(Stored entries)

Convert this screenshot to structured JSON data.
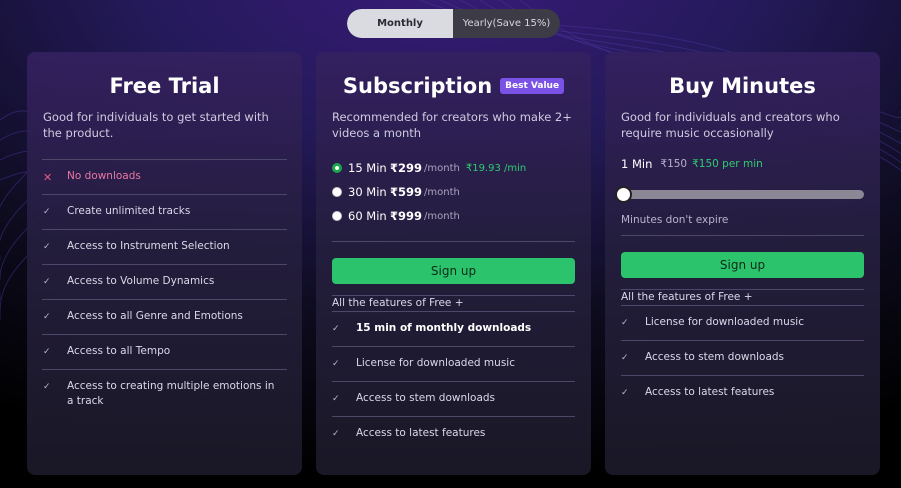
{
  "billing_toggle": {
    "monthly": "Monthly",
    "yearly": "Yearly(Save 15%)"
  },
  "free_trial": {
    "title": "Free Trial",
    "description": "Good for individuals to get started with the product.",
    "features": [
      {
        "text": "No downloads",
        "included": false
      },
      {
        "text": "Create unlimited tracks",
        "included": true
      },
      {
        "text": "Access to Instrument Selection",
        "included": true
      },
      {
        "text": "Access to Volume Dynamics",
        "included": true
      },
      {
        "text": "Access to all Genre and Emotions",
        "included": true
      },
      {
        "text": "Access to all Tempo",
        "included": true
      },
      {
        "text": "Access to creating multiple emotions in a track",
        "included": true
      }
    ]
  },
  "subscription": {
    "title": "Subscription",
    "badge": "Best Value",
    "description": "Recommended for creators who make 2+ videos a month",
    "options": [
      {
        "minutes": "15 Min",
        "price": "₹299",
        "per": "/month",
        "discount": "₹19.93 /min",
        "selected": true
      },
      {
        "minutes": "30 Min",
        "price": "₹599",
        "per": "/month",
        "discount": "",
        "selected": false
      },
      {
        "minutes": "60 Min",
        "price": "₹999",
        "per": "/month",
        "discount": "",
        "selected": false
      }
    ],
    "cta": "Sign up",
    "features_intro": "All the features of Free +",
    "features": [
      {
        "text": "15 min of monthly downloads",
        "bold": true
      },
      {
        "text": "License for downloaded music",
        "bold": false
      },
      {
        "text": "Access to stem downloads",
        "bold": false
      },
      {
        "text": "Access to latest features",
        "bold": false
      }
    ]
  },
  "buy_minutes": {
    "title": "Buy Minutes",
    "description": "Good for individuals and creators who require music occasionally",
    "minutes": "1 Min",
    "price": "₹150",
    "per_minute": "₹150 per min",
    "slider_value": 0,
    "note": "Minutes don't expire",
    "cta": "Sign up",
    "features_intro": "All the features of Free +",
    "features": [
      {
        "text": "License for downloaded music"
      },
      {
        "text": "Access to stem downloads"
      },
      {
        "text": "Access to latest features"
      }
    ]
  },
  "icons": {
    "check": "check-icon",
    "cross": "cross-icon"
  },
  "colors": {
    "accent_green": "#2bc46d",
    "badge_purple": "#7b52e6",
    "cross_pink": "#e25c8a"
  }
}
---
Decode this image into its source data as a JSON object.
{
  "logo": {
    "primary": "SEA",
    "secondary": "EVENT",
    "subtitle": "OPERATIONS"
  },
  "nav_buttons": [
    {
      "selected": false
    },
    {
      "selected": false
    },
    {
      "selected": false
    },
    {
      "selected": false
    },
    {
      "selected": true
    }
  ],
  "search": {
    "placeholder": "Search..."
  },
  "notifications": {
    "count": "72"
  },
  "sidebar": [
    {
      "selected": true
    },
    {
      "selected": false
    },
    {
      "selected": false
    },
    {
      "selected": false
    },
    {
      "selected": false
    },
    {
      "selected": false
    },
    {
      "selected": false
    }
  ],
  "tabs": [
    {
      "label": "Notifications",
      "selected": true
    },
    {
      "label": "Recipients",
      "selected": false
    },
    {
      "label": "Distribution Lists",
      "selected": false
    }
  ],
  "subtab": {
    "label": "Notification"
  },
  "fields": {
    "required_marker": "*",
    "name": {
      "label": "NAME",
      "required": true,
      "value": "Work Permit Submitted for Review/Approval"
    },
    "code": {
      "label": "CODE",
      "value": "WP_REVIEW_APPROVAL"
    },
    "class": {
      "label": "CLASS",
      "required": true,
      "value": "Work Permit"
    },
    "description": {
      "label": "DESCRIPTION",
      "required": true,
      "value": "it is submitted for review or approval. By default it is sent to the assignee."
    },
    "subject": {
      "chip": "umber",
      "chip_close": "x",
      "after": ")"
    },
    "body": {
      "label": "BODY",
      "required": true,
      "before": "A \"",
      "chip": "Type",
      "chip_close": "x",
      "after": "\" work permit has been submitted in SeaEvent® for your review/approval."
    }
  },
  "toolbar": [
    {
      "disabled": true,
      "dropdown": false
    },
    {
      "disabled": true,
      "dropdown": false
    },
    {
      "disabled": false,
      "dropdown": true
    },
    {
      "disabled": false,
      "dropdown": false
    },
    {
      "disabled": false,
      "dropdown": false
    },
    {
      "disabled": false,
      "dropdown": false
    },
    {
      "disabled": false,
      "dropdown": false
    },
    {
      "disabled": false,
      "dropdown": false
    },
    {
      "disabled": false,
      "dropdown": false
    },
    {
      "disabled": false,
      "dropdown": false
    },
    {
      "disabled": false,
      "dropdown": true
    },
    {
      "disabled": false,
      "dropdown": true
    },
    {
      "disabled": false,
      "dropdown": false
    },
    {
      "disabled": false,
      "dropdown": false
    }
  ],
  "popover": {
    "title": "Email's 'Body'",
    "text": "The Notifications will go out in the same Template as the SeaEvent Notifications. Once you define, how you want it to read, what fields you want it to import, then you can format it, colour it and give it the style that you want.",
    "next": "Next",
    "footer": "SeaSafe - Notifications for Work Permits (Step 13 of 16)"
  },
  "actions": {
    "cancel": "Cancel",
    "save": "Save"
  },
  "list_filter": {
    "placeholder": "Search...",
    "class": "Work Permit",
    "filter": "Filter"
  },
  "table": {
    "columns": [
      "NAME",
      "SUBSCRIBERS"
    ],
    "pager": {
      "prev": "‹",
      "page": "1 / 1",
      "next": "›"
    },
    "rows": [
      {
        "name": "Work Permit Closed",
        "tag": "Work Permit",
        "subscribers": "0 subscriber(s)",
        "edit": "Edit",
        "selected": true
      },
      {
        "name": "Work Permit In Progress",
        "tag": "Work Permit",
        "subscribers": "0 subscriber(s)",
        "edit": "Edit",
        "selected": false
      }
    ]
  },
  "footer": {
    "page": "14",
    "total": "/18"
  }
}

Work to complete >>
Lines of the material that contain the word "label" are to be gathered.

Full response >>
      "label": "Notifications",
      "label": "Recipients",
      "label": "Distribution Lists",
    "label": "Notification"
      "label": "NAME",
      "label": "CODE",
      "label": "CLASS",
      "label": "DESCRIPTION",
      "label": "BODY",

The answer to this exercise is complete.